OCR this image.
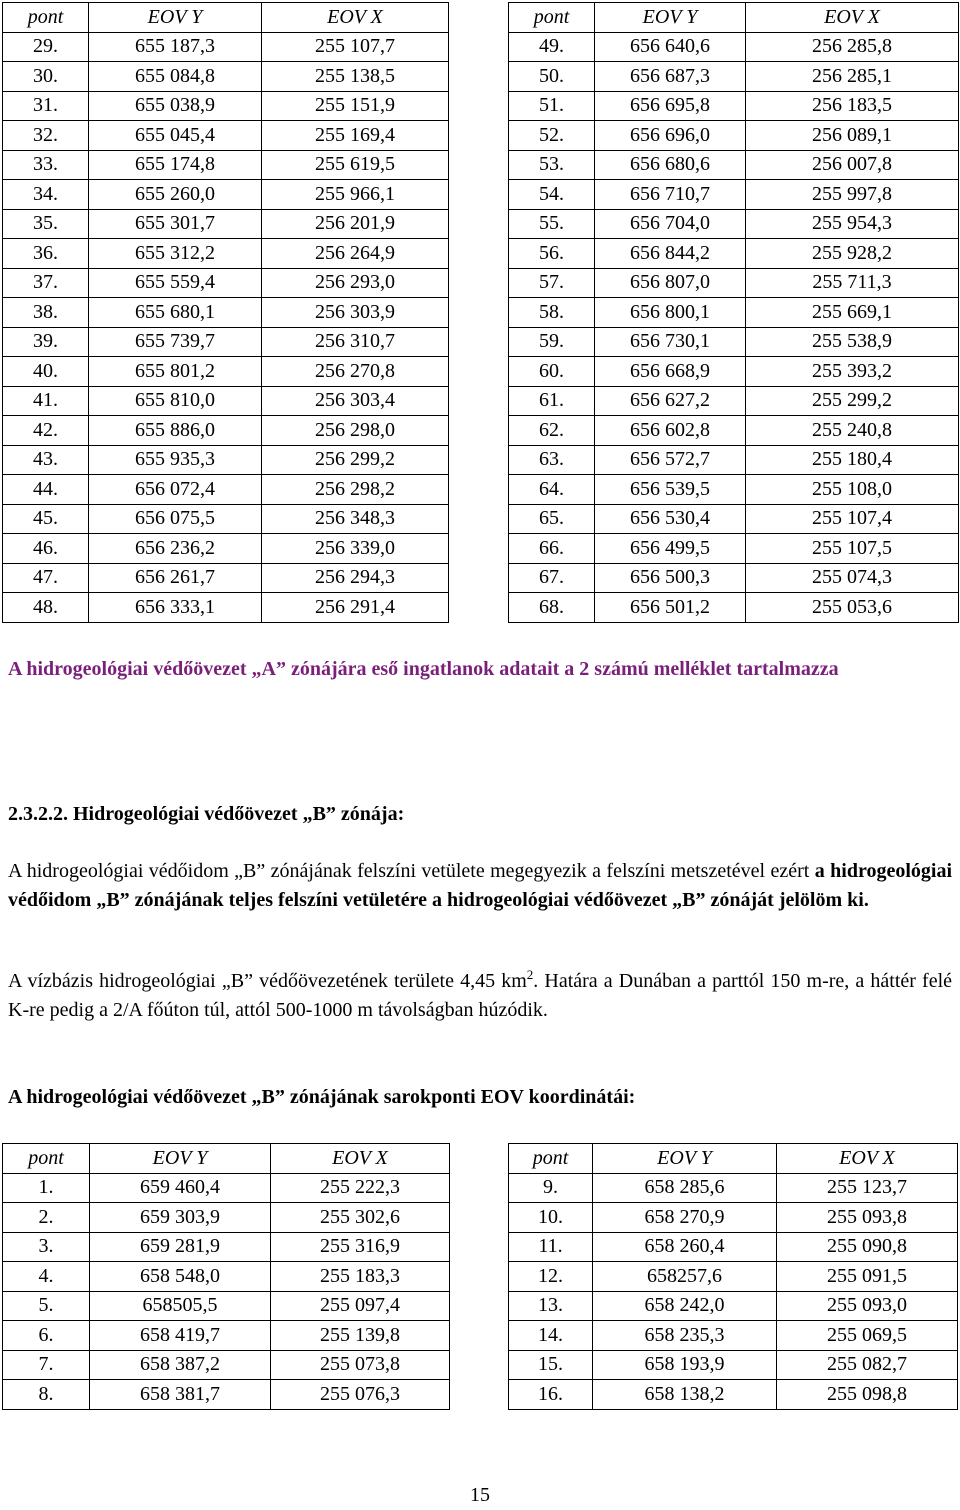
pont	EOV Y	EOV X
29.	655 187,3	255 107,7
30.	655 084,8	255 138,5
31.	655 038,9	255 151,9
32.	655 045,4	255 169,4
33.	655 174,8	255 619,5
34.	655 260,0	255 966,1
35.	655 301,7	256 201,9
36.	655 312,2	256 264,9
37.	655 559,4	256 293,0
38.	655 680,1	256 303,9
39.	655 739,7	256 310,7
40.	655 801,2	256 270,8
41.	655 810,0	256 303,4
42.	655 886,0	256 298,0
43.	655 935,3	256 299,2
44.	656 072,4	256 298,2
45.	656 075,5	256 348,3
46.	656 236,2	256 339,0
47.	656 261,7	256 294,3
48.	656 333,1	256 291,4
pont	EOV Y	EOV X
49.	656 640,6	256 285,8
50.	656 687,3	256 285,1
51.	656 695,8	256 183,5
52.	656 696,0	256 089,1
53.	656 680,6	256 007,8
54.	656 710,7	255 997,8
55.	656 704,0	255 954,3
56.	656 844,2	255 928,2
57.	656 807,0	255 711,3
58.	656 800,1	255 669,1
59.	656 730,1	255 538,9
60.	656 668,9	255 393,2
61.	656 627,2	255 299,2
62.	656 602,8	255 240,8
63.	656 572,7	255 180,4
64.	656 539,5	255 108,0
65.	656 530,4	255 107,4
66.	656 499,5	255 107,5
67.	656 500,3	255 074,3
68.	656 501,2	255 053,6

A hidrogeológiai védőövezet „A” zónájára eső ingatlanok adatait a 2 számú melléklet tartalmazza

2.3.2.2. Hidrogeológiai védőövezet „B” zónája:

A hidrogeológiai védőidom „B” zónájának felszíni vetülete megegyezik a felszíni metszetével ezért a hidrogeológiai védőidom „B” zónájának teljes felszíni vetületére a hidrogeológiai védőövezet „B” zónáját jelölöm ki.

A vízbázis hidrogeológiai „B” védőövezetének területe 4,45 $km^2$. Határa a Dunában a parttól 150 m-re, a háttér felé K-re pedig a 2/A főúton túl, attól 500-1000 m távolságban húzódik.

A hidrogeológiai védőövezet „B” zónájának sarokponti EOV koordinátái:

pont	EOV Y	EOV X
1.	659 460,4	255 222,3
2.	659 303,9	255 302,6
3.	659 281,9	255 316,9
4.	658 548,0	255 183,3
5.	658505,5	255 097,4
6.	658 419,7	255 139,8
7.	658 387,2	255 073,8
8.	658 381,7	255 076,3
pont	EOV Y	EOV X
9.	658 285,6	255 123,7
10.	658 270,9	255 093,8
11.	658 260,4	255 090,8
12.	658257,6	255 091,5
13.	658 242,0	255 093,0
14.	658 235,3	255 069,5
15.	658 193,9	255 082,7
16.	658 138,2	255 098,8
15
┄┄┄┄┄┄
* The problem *
Each entry above should be reproduced exactly, with the pictures removed.

* Solution for this problem *
OCR this image.
pont	EOV Y	EOV X
29.	655 187,3	255 107,7
30.	655 084,8	255 138,5
31.	655 038,9	255 151,9
32.	655 045,4	255 169,4
33.	655 174,8	255 619,5
34.	655 260,0	255 966,1
35.	655 301,7	256 201,9
36.	655 312,2	256 264,9
37.	655 559,4	256 293,0
38.	655 680,1	256 303,9
39.	655 739,7	256 310,7
40.	655 801,2	256 270,8
41.	655 810,0	256 303,4
42.	655 886,0	256 298,0
43.	655 935,3	256 299,2
44.	656 072,4	256 298,2
45.	656 075,5	256 348,3
46.	656 236,2	256 339,0
47.	656 261,7	256 294,3
48.	656 333,1	256 291,4
pont	EOV Y	EOV X
49.	656 640,6	256 285,8
50.	656 687,3	256 285,1
51.	656 695,8	256 183,5
52.	656 696,0	256 089,1
53.	656 680,6	256 007,8
54.	656 710,7	255 997,8
55.	656 704,0	255 954,3
56.	656 844,2	255 928,2
57.	656 807,0	255 711,3
58.	656 800,1	255 669,1
59.	656 730,1	255 538,9
60.	656 668,9	255 393,2
61.	656 627,2	255 299,2
62.	656 602,8	255 240,8
63.	656 572,7	255 180,4
64.	656 539,5	255 108,0
65.	656 530,4	255 107,4
66.	656 499,5	255 107,5
67.	656 500,3	255 074,3
68.	656 501,2	255 053,6

A hidrogeológiai védőövezet „A” zónájára eső ingatlanok adatait a 2 számú melléklet tartalmazza

2.3.2.2. Hidrogeológiai védőövezet „B” zónája:

A hidrogeológiai védőidom „B” zónájának felszíni vetülete megegyezik a felszíni metszetével ezért a hidrogeológiai védőidom „B” zónájának teljes felszíni vetületére a hidrogeológiai védőövezet „B” zónáját jelölöm ki.

A vízbázis hidrogeológiai „B” védőövezetének területe 4,45 $km^2$. Határa a Dunában a parttól 150 m-re, a háttér felé K-re pedig a 2/A főúton túl, attól 500-1000 m távolságban húzódik.

A hidrogeológiai védőövezet „B” zónájának sarokponti EOV koordinátái:

pont	EOV Y	EOV X
1.	659 460,4	255 222,3
2.	659 303,9	255 302,6
3.	659 281,9	255 316,9
4.	658 548,0	255 183,3
5.	658505,5	255 097,4
6.	658 419,7	255 139,8
7.	658 387,2	255 073,8
8.	658 381,7	255 076,3
pont	EOV Y	EOV X
9.	658 285,6	255 123,7
10.	658 270,9	255 093,8
11.	658 260,4	255 090,8
12.	658257,6	255 091,5
13.	658 242,0	255 093,0
14.	658 235,3	255 069,5
15.	658 193,9	255 082,7
16.	658 138,2	255 098,8
15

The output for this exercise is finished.